- Task statement: Pictures stay out of the copy; set down each line of the listing below exactly.

- Dataset records:

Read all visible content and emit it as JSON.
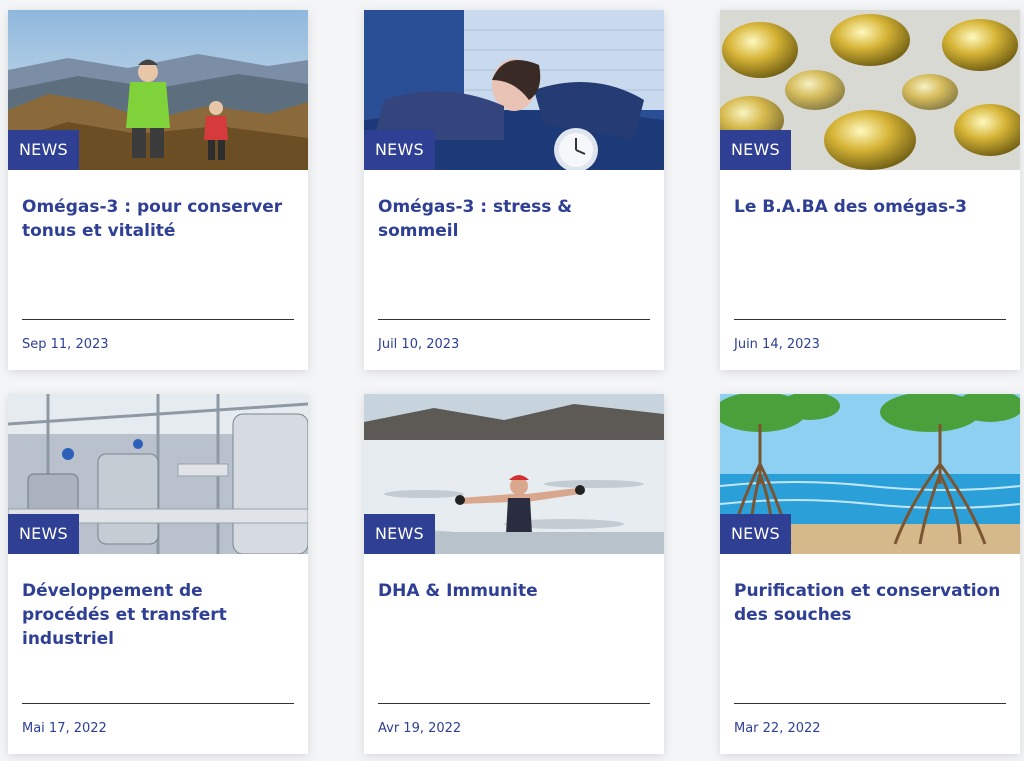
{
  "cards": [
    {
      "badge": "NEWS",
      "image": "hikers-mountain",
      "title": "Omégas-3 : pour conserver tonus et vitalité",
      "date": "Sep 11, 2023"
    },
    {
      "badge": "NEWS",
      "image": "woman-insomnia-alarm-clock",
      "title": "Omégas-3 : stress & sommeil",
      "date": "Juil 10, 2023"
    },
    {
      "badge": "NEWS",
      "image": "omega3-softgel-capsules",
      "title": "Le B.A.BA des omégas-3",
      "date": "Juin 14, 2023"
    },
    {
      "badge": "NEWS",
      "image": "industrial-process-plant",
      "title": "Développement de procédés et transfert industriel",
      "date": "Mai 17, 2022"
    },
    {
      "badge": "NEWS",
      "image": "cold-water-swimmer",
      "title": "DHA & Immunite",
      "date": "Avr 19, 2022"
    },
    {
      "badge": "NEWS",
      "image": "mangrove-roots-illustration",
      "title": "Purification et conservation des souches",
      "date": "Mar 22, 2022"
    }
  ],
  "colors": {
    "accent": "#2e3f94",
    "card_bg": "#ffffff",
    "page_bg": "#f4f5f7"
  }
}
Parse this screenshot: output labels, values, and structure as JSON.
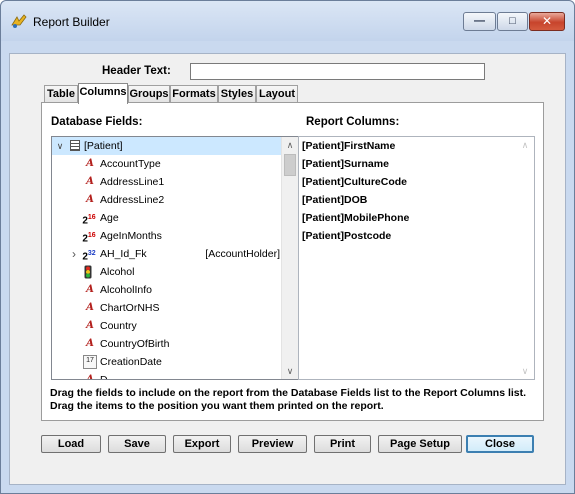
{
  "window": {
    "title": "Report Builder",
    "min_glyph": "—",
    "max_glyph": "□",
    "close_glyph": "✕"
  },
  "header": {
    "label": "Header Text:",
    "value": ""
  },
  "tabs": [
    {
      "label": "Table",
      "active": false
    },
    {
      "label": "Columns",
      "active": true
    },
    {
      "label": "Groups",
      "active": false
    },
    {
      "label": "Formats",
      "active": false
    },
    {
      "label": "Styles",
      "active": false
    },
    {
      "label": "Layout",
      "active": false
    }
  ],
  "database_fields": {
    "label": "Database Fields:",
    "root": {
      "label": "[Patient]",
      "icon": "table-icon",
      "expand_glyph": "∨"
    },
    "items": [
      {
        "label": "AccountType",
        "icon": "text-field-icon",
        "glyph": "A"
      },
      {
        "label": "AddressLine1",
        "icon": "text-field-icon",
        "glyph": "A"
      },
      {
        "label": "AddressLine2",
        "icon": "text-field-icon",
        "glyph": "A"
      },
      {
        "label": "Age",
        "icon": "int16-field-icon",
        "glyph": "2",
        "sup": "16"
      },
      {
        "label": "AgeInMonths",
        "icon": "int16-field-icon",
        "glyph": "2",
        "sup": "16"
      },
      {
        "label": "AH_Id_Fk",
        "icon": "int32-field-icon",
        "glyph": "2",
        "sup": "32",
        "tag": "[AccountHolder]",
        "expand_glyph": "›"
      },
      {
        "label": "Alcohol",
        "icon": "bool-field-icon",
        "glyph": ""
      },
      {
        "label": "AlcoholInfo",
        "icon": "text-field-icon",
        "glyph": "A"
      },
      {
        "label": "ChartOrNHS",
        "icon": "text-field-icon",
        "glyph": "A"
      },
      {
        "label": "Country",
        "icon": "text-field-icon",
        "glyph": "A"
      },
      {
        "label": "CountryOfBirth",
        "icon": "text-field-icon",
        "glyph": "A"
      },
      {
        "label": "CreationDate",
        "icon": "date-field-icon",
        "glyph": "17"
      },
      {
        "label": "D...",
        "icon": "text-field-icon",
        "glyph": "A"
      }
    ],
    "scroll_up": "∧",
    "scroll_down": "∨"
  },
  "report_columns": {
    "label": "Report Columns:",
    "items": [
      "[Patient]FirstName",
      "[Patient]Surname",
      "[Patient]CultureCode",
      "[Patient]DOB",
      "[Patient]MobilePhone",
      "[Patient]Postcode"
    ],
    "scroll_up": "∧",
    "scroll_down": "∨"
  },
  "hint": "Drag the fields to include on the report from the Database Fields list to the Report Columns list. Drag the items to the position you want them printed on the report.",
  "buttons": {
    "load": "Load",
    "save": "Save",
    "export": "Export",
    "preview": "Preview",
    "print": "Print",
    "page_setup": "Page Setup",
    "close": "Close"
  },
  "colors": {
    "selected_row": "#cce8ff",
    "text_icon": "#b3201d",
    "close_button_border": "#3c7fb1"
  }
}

- Exercise answer:
Read all visible content and emit it as JSON.
{
  "cards": [
    {
      "badge": "NEWS",
      "image": "hikers-mountain",
      "title": "Omégas-3 : pour conserver tonus et vitalité",
      "date": "Sep 11, 2023"
    },
    {
      "badge": "NEWS",
      "image": "woman-insomnia-alarm-clock",
      "title": "Omégas-3 : stress & sommeil",
      "date": "Juil 10, 2023"
    },
    {
      "badge": "NEWS",
      "image": "omega3-softgel-capsules",
      "title": "Le B.A.BA des omégas-3",
      "date": "Juin 14, 2023"
    },
    {
      "badge": "NEWS",
      "image": "industrial-process-plant",
      "title": "Développement de procédés et transfert industriel",
      "date": "Mai 17, 2022"
    },
    {
      "badge": "NEWS",
      "image": "cold-water-swimmer",
      "title": "DHA & Immunite",
      "date": "Avr 19, 2022"
    },
    {
      "badge": "NEWS",
      "image": "mangrove-roots-illustration",
      "title": "Purification et conservation des souches",
      "date": "Mar 22, 2022"
    }
  ],
  "colors": {
    "accent": "#2e3f94",
    "card_bg": "#ffffff",
    "page_bg": "#f4f5f7"
  }
}
Parse this screenshot: output labels, values, and structure as JSON.
{
  "window": {
    "title": "Report Builder",
    "min_glyph": "—",
    "max_glyph": "□",
    "close_glyph": "✕"
  },
  "header": {
    "label": "Header Text:",
    "value": ""
  },
  "tabs": [
    {
      "label": "Table",
      "active": false
    },
    {
      "label": "Columns",
      "active": true
    },
    {
      "label": "Groups",
      "active": false
    },
    {
      "label": "Formats",
      "active": false
    },
    {
      "label": "Styles",
      "active": false
    },
    {
      "label": "Layout",
      "active": false
    }
  ],
  "database_fields": {
    "label": "Database Fields:",
    "root": {
      "label": "[Patient]",
      "icon": "table-icon",
      "expand_glyph": "∨"
    },
    "items": [
      {
        "label": "AccountType",
        "icon": "text-field-icon",
        "glyph": "A"
      },
      {
        "label": "AddressLine1",
        "icon": "text-field-icon",
        "glyph": "A"
      },
      {
        "label": "AddressLine2",
        "icon": "text-field-icon",
        "glyph": "A"
      },
      {
        "label": "Age",
        "icon": "int16-field-icon",
        "glyph": "2",
        "sup": "16"
      },
      {
        "label": "AgeInMonths",
        "icon": "int16-field-icon",
        "glyph": "2",
        "sup": "16"
      },
      {
        "label": "AH_Id_Fk",
        "icon": "int32-field-icon",
        "glyph": "2",
        "sup": "32",
        "tag": "[AccountHolder]",
        "expand_glyph": "›"
      },
      {
        "label": "Alcohol",
        "icon": "bool-field-icon",
        "glyph": ""
      },
      {
        "label": "AlcoholInfo",
        "icon": "text-field-icon",
        "glyph": "A"
      },
      {
        "label": "ChartOrNHS",
        "icon": "text-field-icon",
        "glyph": "A"
      },
      {
        "label": "Country",
        "icon": "text-field-icon",
        "glyph": "A"
      },
      {
        "label": "CountryOfBirth",
        "icon": "text-field-icon",
        "glyph": "A"
      },
      {
        "label": "CreationDate",
        "icon": "date-field-icon",
        "glyph": "17"
      },
      {
        "label": "D...",
        "icon": "text-field-icon",
        "glyph": "A"
      }
    ],
    "scroll_up": "∧",
    "scroll_down": "∨"
  },
  "report_columns": {
    "label": "Report Columns:",
    "items": [
      "[Patient]FirstName",
      "[Patient]Surname",
      "[Patient]CultureCode",
      "[Patient]DOB",
      "[Patient]MobilePhone",
      "[Patient]Postcode"
    ],
    "scroll_up": "∧",
    "scroll_down": "∨"
  },
  "hint": "Drag the fields to include on the report from the Database Fields list to the Report Columns list. Drag the items to the position you want them printed on the report.",
  "buttons": {
    "load": "Load",
    "save": "Save",
    "export": "Export",
    "preview": "Preview",
    "print": "Print",
    "page_setup": "Page Setup",
    "close": "Close"
  },
  "colors": {
    "selected_row": "#cce8ff",
    "text_icon": "#b3201d",
    "close_button_border": "#3c7fb1"
  }
}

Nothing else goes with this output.